> **EXERCISE REQUIREMENTS**:
Each line containing the word "всего" must be collected.

——

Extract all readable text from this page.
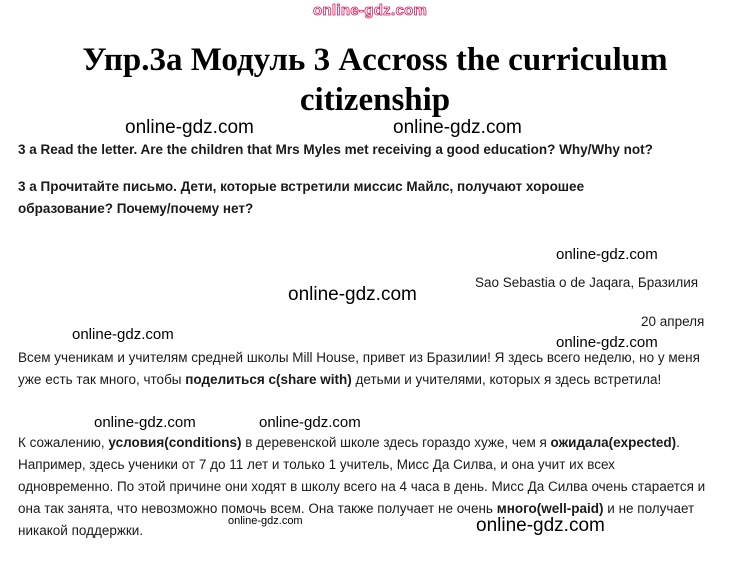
online-gdz.com
Упр.3а Модуль 3 Accross the curriculum citizenship
online-gdz.com	online-gdz.com
3 a Read the letter. Are the children that Mrs Myles met receiving a good education? Why/Why not?
3 а Прочитайте письмо. Дети, которые встретили миссис Майлс, получают хорошее образование? Почему/почему нет?
online-gdz.com
online-gdz.com
Sao Sebastia o de Jaqara, Бразилия
20 апреля
online-gdz.com	online-gdz.com
Всем ученикам и учителям средней школы Mill House, привет из Бразилии! Я здесь всего неделю, но у меня уже есть так много, чтобы поделиться с(share with) детьми и учителями, которых я здесь встретила!
online-gdz.com	online-gdz.com
К сожалению, условия(conditions) в деревенской школе здесь гораздо хуже, чем я ожидала(expected). Например, здесь ученики от 7 до 11 лет и только 1 учитель, Мисс Да Силва, и она учит их всех одновременно. По этой причине они ходят в школу всего на 4 часа в день. Мисс Да Силва очень старается и она так занята, что невозможно помочь всем. Она также получает не очень много(well-paid) и не получает никакой поддержки.
online-gdz.com	online-gdz.com
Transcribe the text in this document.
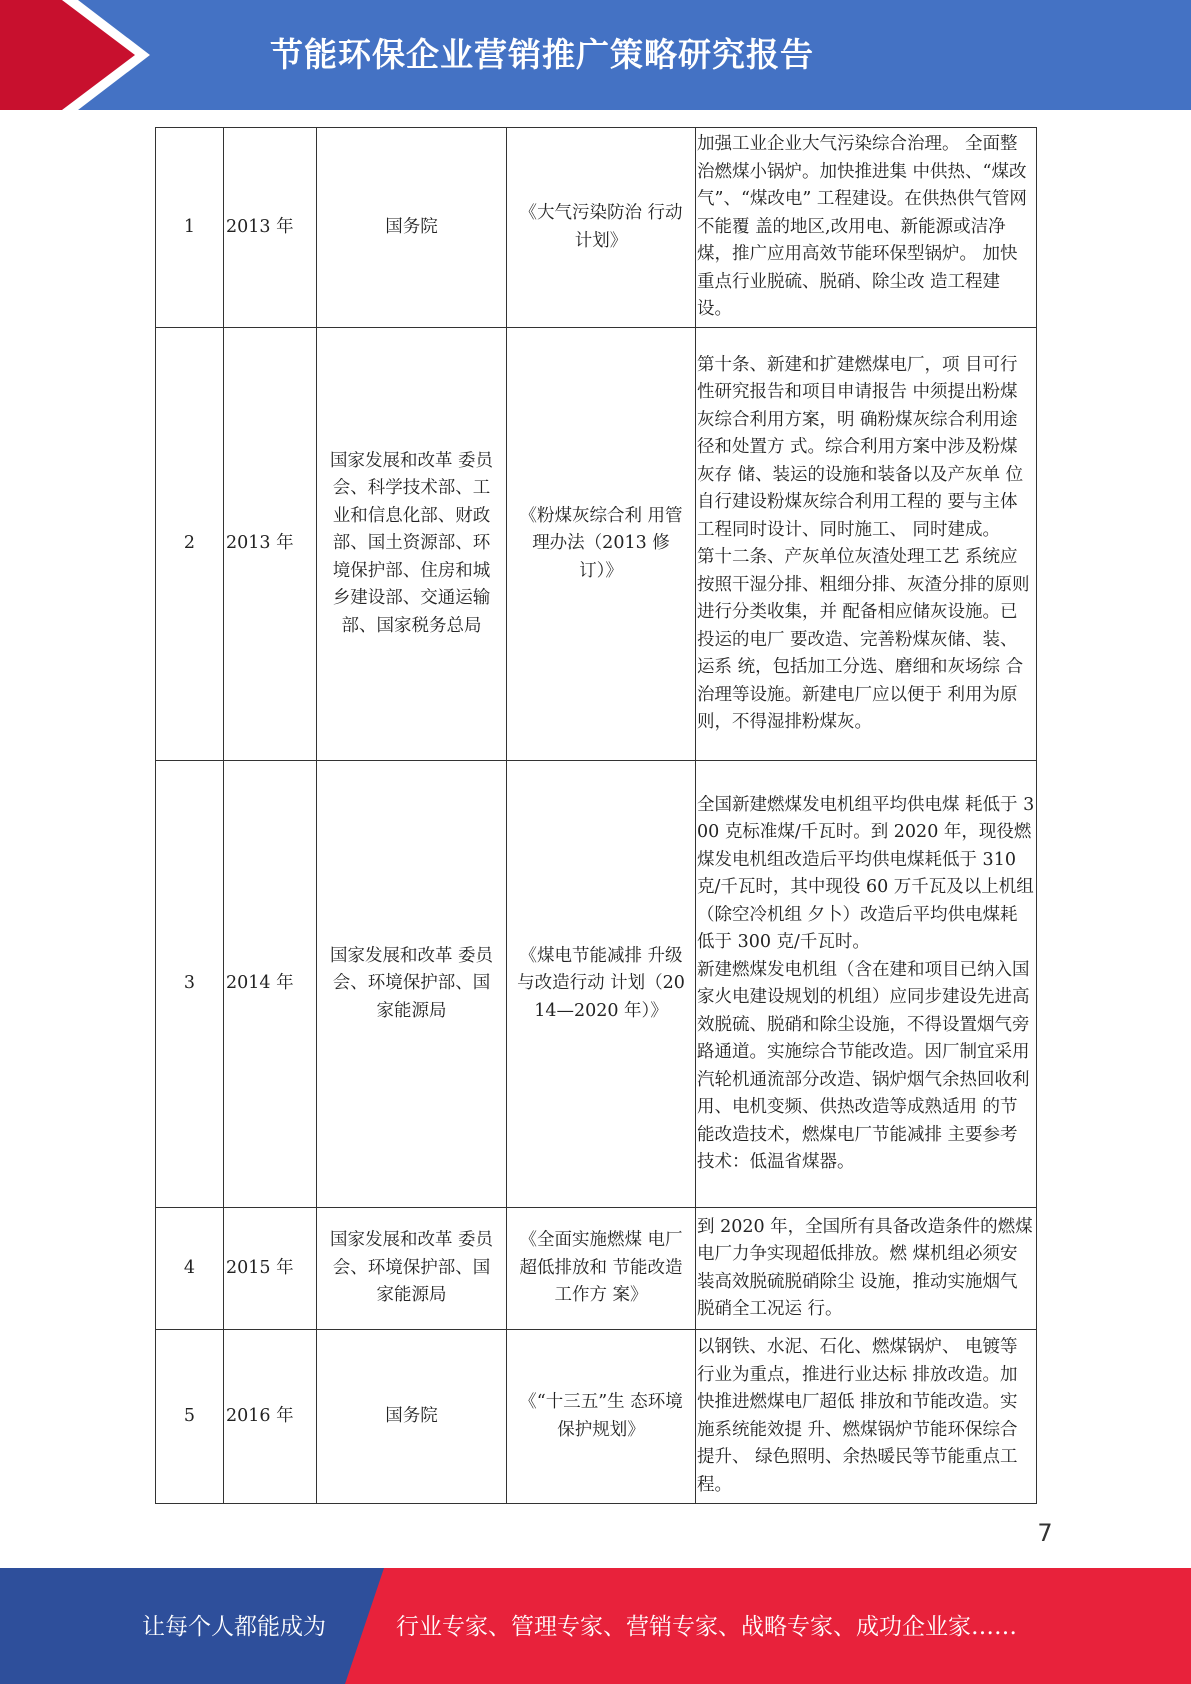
节能环保企业营销推广策略研究报告
1	2013 年	国务院	《大气污染防治 行动计划》	加强工业企业大气污染综合治理。 全面整治燃煤小锅炉。加快推进集 中供热、“煤改气”、“煤改电” 工程建设。在供热供气管网不能覆 盖的地区,改用电、新能源或洁净 煤，推广应用高效节能环保型锅炉。 加快重点行业脱硫、脱硝、除尘改 造工程建设。
2	2013 年	国家发展和改革 委员会、科学技术部、工业和信息化部、财政部、国土资源部、环境保护部、住房和城乡建设部、交通运输部、国家税务总局	《粉煤灰综合利 用管理办法（2013 修订）》	第十条、新建和扩建燃煤电厂，项 目可行性研究报告和项目申请报告 中须提出粉煤灰综合利用方案，明 确粉煤灰综合利用途径和处置方 式。综合利用方案中涉及粉煤灰存 储、装运的设施和装备以及产灰单 位自行建设粉煤灰综合利用工程的 要与主体工程同时设计、同时施工、 同时建成。
第十二条、产灰单位灰渣处理工艺 系统应按照干湿分排、粗细分排、灰渣分排的原则进行分类收集，并 配备相应储灰设施。已投运的电厂 要改造、完善粉煤灰储、装、运系 统，包括加工分选、磨细和灰场综 合治理等设施。新建电厂应以便于 利用为原则，不得湿排粉煤灰。
3	2014 年	国家发展和改革 委员会、环境保护部、国家能源局	《煤电节能减排 升级与改造行动 计划（2014—2020 年）》	全国新建燃煤发电机组平均供电煤 耗低于 300 克标准煤/千瓦时。到 2020 年，现役燃煤发电机组改造后平均供电煤耗低于 310 克/千瓦时，其中现役 60 万千瓦及以上机组（除空冷机组 夕卜）改造后平均供电煤耗低于 300 克/千瓦时。
新建燃煤发电机组（含在建和项目已纳入国家火电建设规划的机组）应同步建设先进高效脱硫、脱硝和除尘设施，不得设置烟气旁路通道。实施综合节能改造。因厂制宜采用汽轮机通流部分改造、锅炉烟气余热回收利 用、电机变频、供热改造等成熟适用 的节能改造技术，燃煤电厂节能减排 主要参考技术：低温省煤器。
4	2015 年	国家发展和改革 委员会、环境保护部、国家能源局	《全面实施燃煤 电厂超低排放和 节能改造工作方 案》	到 2020 年，全国所有具备改造条件的燃煤电厂力争实现超低排放。燃 煤机组必须安装高效脱硫脱硝除尘 设施，推动实施烟气脱硝全工况运 行。
5	2016 年	国务院	《“十三五”生 态环境保护规划》	以钢铁、水泥、石化、燃煤锅炉、 电镀等行业为重点，推进行业达标 排放改造。加快推进燃煤电厂超低 排放和节能改造。实施系统能效提 升、燃煤锅炉节能环保综合提升、 绿色照明、余热暖民等节能重点工 程。
7
让每个人都能成为	行业专家、管理专家、营销专家、战略专家、成功企业家……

——

> **EXERCISE ANSWER**:
Всем ученикам и учителям средней школы Mill House, привет из Бразилии! Я здесь всего неделю, но у меня уже есть так много, чтобы поделиться с(share with) детьми и учителями, которых я здесь встретила!
К сожалению, условия(conditions) в деревенской школе здесь гораздо хуже, чем я ожидала(expected). Например, здесь ученики от 7 до 11 лет и только 1 учитель, Мисс Да Силва, и она учит их всех одновременно. По этой причине они ходят в школу всего на 4 часа в день. Мисс Да Силва очень старается и она так занята, что невозможно помочь всем. Она также получает не очень много(well-paid) и не получает никакой поддержки.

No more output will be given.